(Source data)
◆ ◆ ◆ ◆

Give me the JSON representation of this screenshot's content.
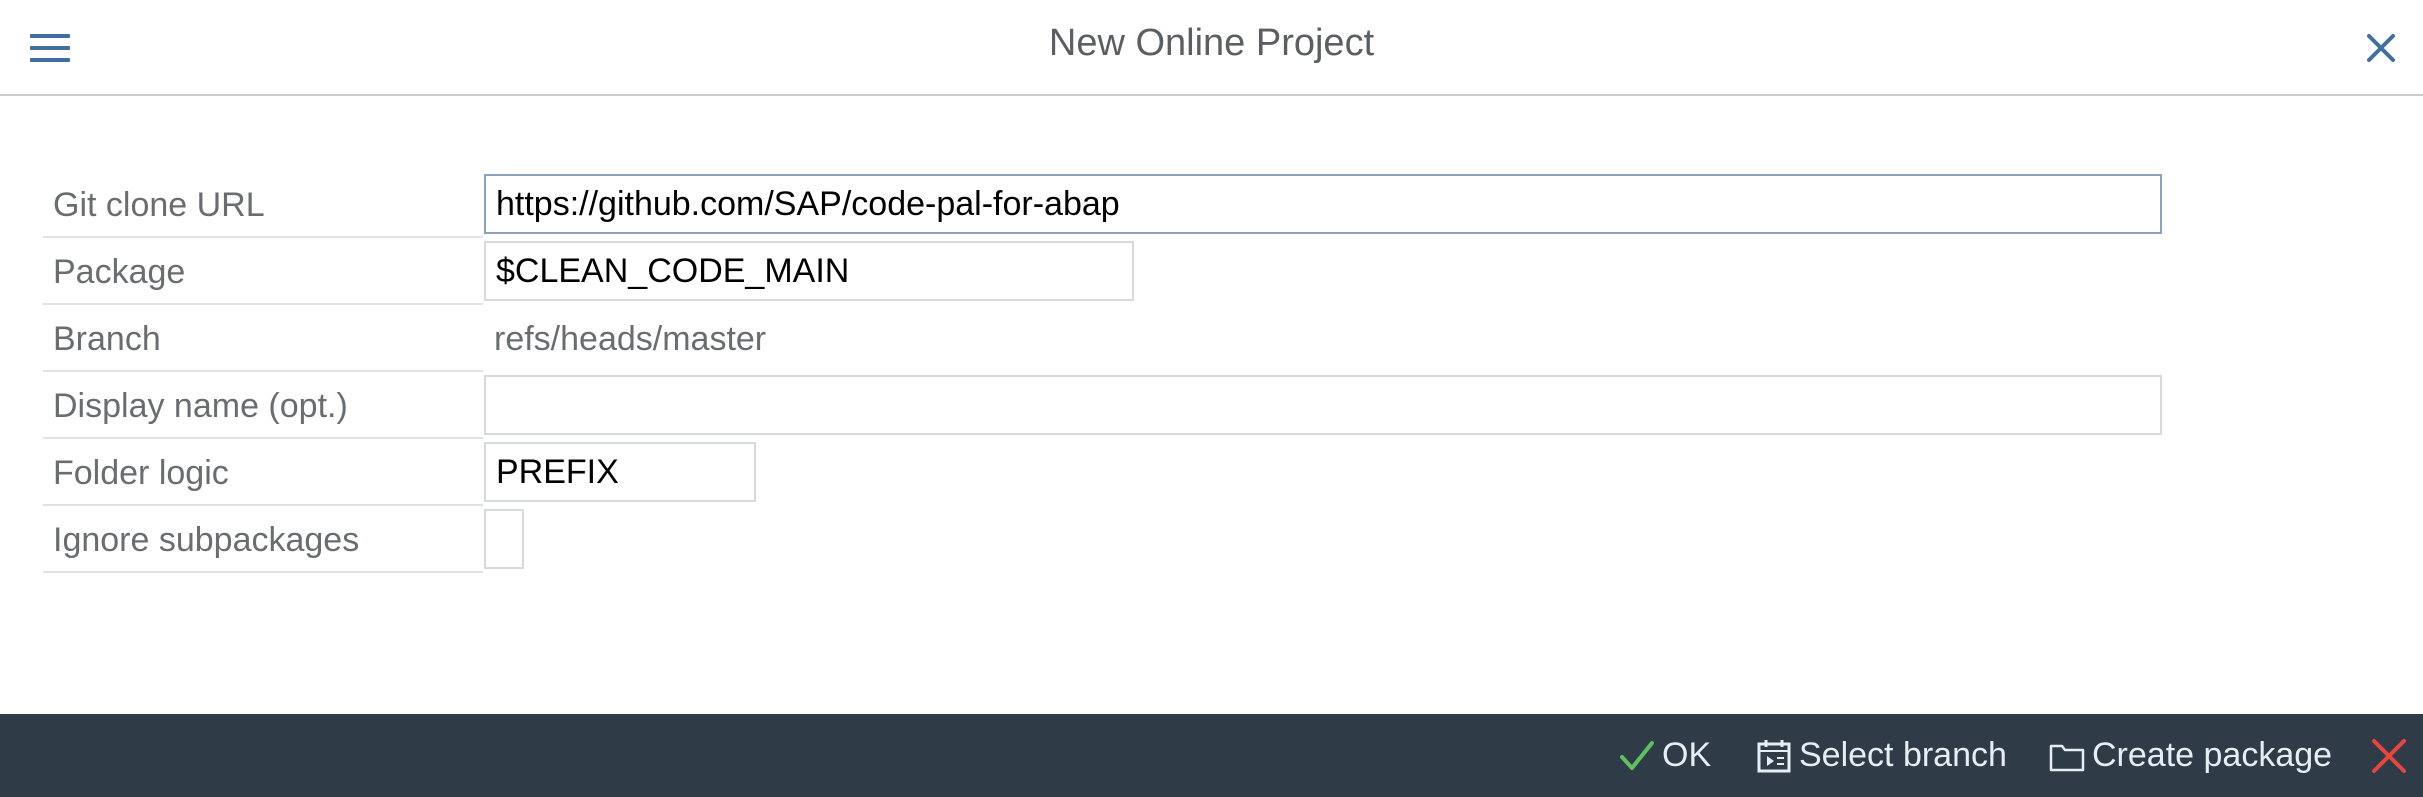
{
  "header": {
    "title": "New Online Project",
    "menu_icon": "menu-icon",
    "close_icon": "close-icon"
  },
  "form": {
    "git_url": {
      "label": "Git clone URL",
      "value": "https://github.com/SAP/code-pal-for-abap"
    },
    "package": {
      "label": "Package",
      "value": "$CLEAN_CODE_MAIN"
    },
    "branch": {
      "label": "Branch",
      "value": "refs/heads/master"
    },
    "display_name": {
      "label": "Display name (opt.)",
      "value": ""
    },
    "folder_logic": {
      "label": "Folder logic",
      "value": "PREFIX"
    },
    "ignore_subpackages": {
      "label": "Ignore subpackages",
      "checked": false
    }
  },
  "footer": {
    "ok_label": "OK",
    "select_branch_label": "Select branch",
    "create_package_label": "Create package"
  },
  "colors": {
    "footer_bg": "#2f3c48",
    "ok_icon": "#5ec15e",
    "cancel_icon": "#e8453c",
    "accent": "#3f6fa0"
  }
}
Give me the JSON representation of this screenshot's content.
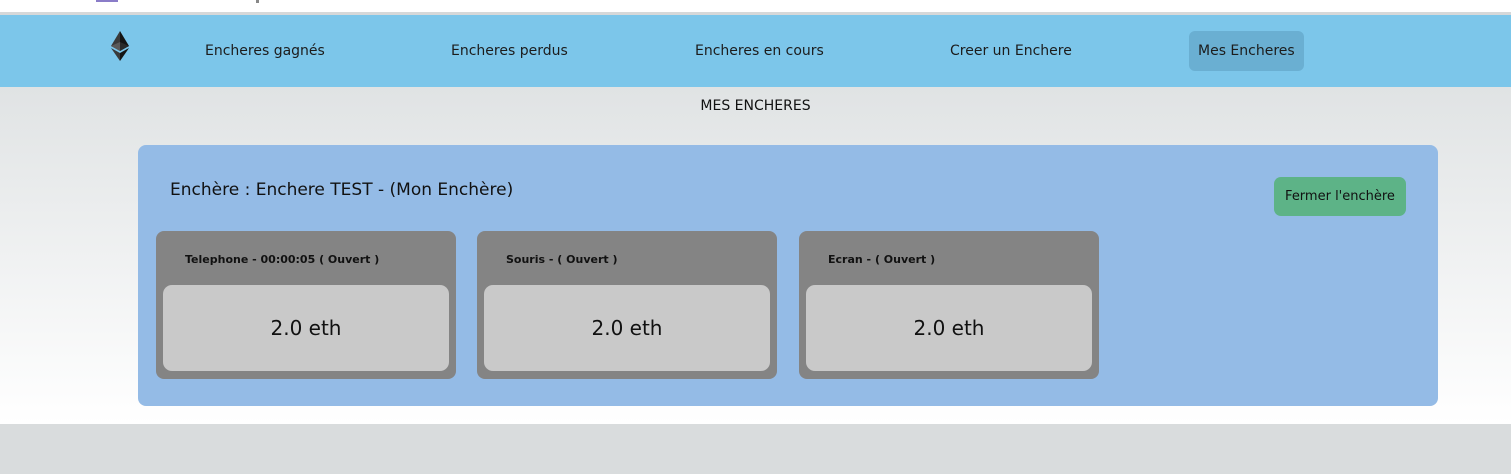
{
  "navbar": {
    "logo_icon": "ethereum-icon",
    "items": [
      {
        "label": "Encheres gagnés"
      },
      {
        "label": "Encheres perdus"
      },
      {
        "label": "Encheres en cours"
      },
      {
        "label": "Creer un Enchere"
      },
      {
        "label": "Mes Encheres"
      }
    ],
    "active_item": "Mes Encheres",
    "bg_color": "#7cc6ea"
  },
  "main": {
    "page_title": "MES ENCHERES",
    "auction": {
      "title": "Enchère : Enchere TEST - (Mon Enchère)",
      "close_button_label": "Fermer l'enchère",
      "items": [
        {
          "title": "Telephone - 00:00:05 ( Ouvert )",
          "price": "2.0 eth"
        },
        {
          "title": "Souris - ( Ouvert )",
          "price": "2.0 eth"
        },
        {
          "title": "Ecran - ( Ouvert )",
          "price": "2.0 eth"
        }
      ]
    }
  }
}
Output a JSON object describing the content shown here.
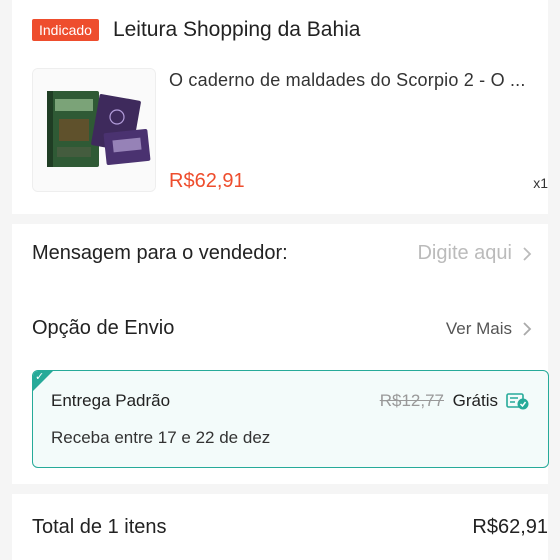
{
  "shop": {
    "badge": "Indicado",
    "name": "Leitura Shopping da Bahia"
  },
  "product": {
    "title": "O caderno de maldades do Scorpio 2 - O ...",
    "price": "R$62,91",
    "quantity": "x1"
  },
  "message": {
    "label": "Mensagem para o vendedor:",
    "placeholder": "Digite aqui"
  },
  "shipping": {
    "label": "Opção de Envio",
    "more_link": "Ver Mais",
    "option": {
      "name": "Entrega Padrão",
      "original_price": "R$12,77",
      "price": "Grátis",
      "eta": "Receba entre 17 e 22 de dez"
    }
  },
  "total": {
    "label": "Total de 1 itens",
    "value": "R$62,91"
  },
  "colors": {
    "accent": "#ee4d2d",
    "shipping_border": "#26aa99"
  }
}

◆ ◆ ◆ ◆

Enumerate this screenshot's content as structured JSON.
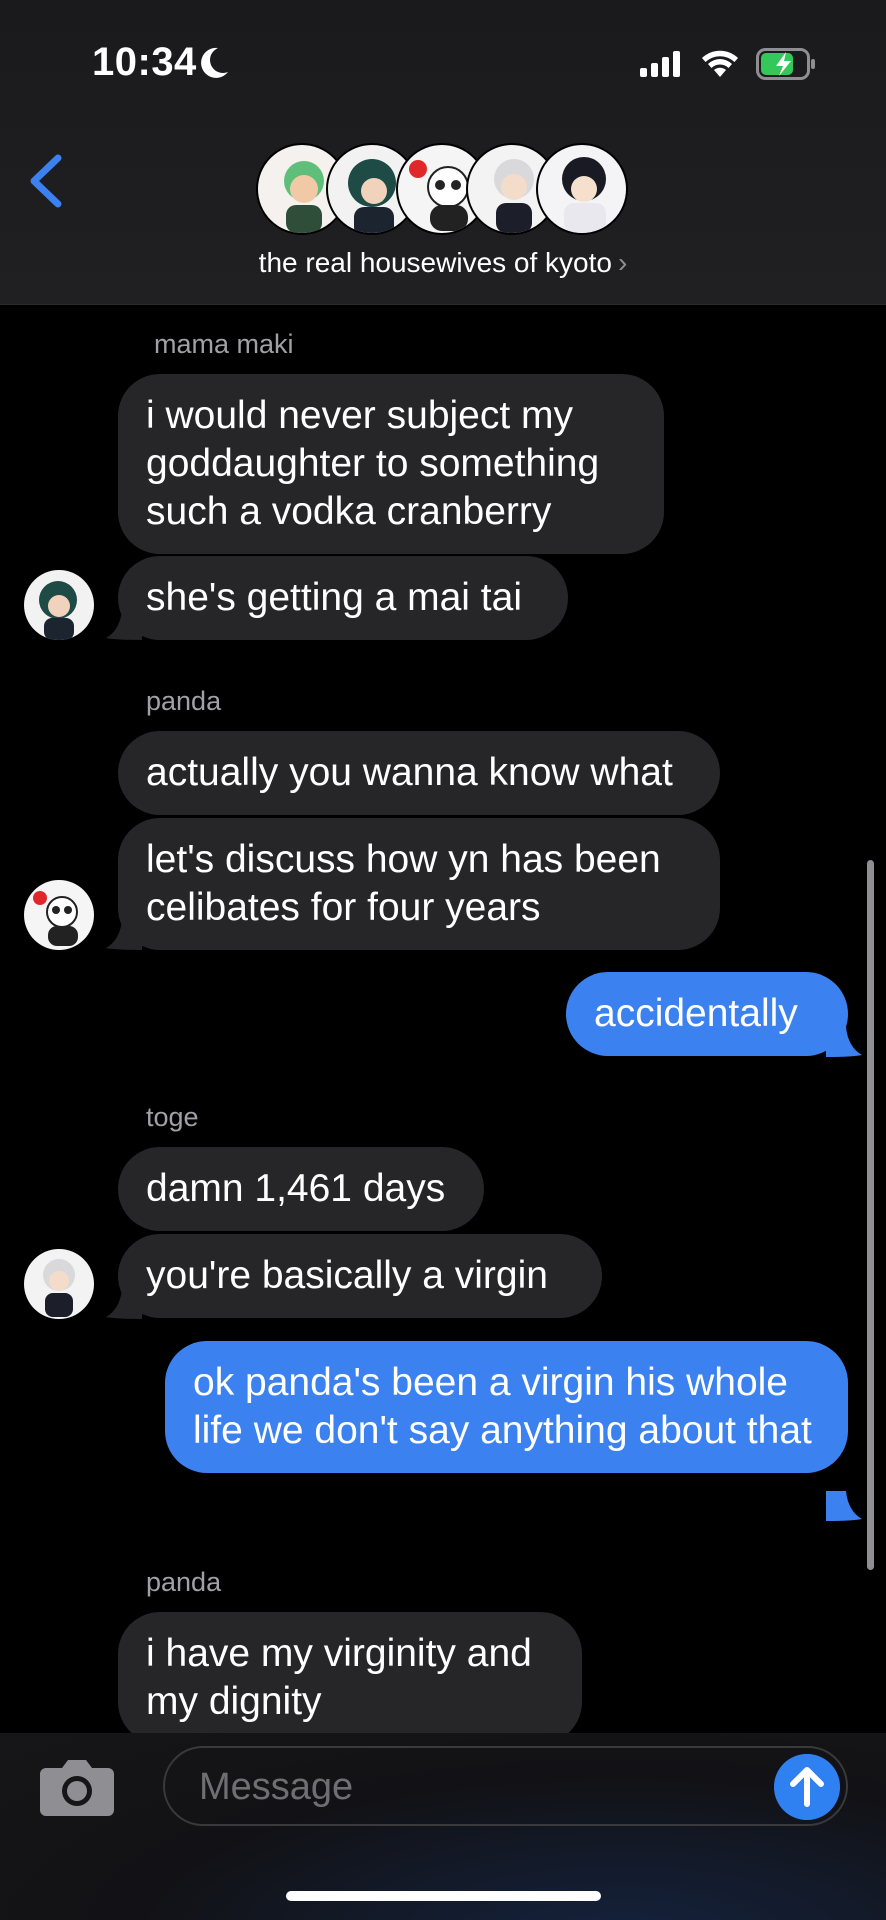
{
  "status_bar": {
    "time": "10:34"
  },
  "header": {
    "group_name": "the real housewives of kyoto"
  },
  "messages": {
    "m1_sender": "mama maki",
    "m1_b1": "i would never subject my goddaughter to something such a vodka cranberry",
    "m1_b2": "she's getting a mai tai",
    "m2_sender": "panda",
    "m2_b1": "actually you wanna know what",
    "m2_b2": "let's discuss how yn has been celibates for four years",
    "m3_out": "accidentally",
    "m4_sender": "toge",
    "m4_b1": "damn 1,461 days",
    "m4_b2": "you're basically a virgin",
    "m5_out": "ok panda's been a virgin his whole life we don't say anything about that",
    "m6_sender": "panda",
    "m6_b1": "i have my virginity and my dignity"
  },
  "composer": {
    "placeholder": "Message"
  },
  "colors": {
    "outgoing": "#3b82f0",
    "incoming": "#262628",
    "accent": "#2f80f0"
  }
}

◆ ◆ ◆ ◆

** Brief **
From the listing above, copy every line that holds the string "value".

** Solution to this problem **
      "value": "https://github.com/SAP/code-pal-for-abap"
      "value": "$CLEAN_CODE_MAIN"
      "value": "refs/heads/master"
      "value": ""
      "value": "PREFIX"
    "value": "R$62,91"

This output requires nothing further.